» **Goal of the exercise**
Exact repetition of every entry is required.

» **Provided records**
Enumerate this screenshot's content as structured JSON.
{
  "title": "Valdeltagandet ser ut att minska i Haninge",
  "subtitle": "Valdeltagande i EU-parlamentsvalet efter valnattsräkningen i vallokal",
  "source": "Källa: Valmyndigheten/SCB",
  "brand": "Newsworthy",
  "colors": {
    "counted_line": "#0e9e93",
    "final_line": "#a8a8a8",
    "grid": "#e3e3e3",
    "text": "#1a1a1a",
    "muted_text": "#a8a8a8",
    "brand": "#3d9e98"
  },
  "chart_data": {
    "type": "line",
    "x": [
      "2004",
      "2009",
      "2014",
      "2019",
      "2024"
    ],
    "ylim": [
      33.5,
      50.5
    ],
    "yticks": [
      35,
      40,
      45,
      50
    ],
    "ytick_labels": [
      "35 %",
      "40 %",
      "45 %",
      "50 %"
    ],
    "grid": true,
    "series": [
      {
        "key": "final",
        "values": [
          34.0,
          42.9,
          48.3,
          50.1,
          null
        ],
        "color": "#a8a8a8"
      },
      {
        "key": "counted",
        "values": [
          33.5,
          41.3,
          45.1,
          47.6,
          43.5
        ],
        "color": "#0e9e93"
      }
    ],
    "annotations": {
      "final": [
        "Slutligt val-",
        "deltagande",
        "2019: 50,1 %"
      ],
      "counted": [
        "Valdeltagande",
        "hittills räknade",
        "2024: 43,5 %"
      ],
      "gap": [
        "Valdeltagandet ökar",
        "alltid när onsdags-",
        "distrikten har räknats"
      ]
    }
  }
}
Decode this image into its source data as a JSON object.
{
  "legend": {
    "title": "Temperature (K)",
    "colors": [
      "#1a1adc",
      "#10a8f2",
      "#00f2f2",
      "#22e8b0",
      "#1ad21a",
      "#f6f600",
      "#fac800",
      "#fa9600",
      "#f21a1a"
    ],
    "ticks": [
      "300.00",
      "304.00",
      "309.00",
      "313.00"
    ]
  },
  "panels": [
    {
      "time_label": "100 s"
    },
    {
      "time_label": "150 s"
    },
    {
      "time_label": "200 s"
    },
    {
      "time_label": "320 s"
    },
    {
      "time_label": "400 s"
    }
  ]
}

» **Response to the task**
Enumerate this screenshot's content as structured JSON.
{
  "title": "Valdeltagandet ser ut att minska i Haninge",
  "subtitle": "Valdeltagande i EU-parlamentsvalet efter valnattsräkningen i vallokal",
  "source": "Källa: Valmyndigheten/SCB",
  "brand": "Newsworthy",
  "colors": {
    "counted_line": "#0e9e93",
    "final_line": "#a8a8a8",
    "grid": "#e3e3e3",
    "text": "#1a1a1a",
    "muted_text": "#a8a8a8",
    "brand": "#3d9e98"
  },
  "chart_data": {
    "type": "line",
    "x": [
      "2004",
      "2009",
      "2014",
      "2019",
      "2024"
    ],
    "ylim": [
      33.5,
      50.5
    ],
    "yticks": [
      35,
      40,
      45,
      50
    ],
    "ytick_labels": [
      "35 %",
      "40 %",
      "45 %",
      "50 %"
    ],
    "grid": true,
    "series": [
      {
        "key": "final",
        "values": [
          34.0,
          42.9,
          48.3,
          50.1,
          null
        ],
        "color": "#a8a8a8"
      },
      {
        "key": "counted",
        "values": [
          33.5,
          41.3,
          45.1,
          47.6,
          43.5
        ],
        "color": "#0e9e93"
      }
    ],
    "annotations": {
      "final": [
        "Slutligt val-",
        "deltagande",
        "2019: 50,1 %"
      ],
      "counted": [
        "Valdeltagande",
        "hittills räknade",
        "2024: 43,5 %"
      ],
      "gap": [
        "Valdeltagandet ökar",
        "alltid när onsdags-",
        "distrikten har räknats"
      ]
    }
  }
}
Decode this image into its source data as a JSON object.
{
  "legend": {
    "title": "Temperature (K)",
    "colors": [
      "#1a1adc",
      "#10a8f2",
      "#00f2f2",
      "#22e8b0",
      "#1ad21a",
      "#f6f600",
      "#fac800",
      "#fa9600",
      "#f21a1a"
    ],
    "ticks": [
      "300.00",
      "304.00",
      "309.00",
      "313.00"
    ]
  },
  "panels": [
    {
      "time_label": "100 s"
    },
    {
      "time_label": "150 s"
    },
    {
      "time_label": "200 s"
    },
    {
      "time_label": "320 s"
    },
    {
      "time_label": "400 s"
    }
  ]
}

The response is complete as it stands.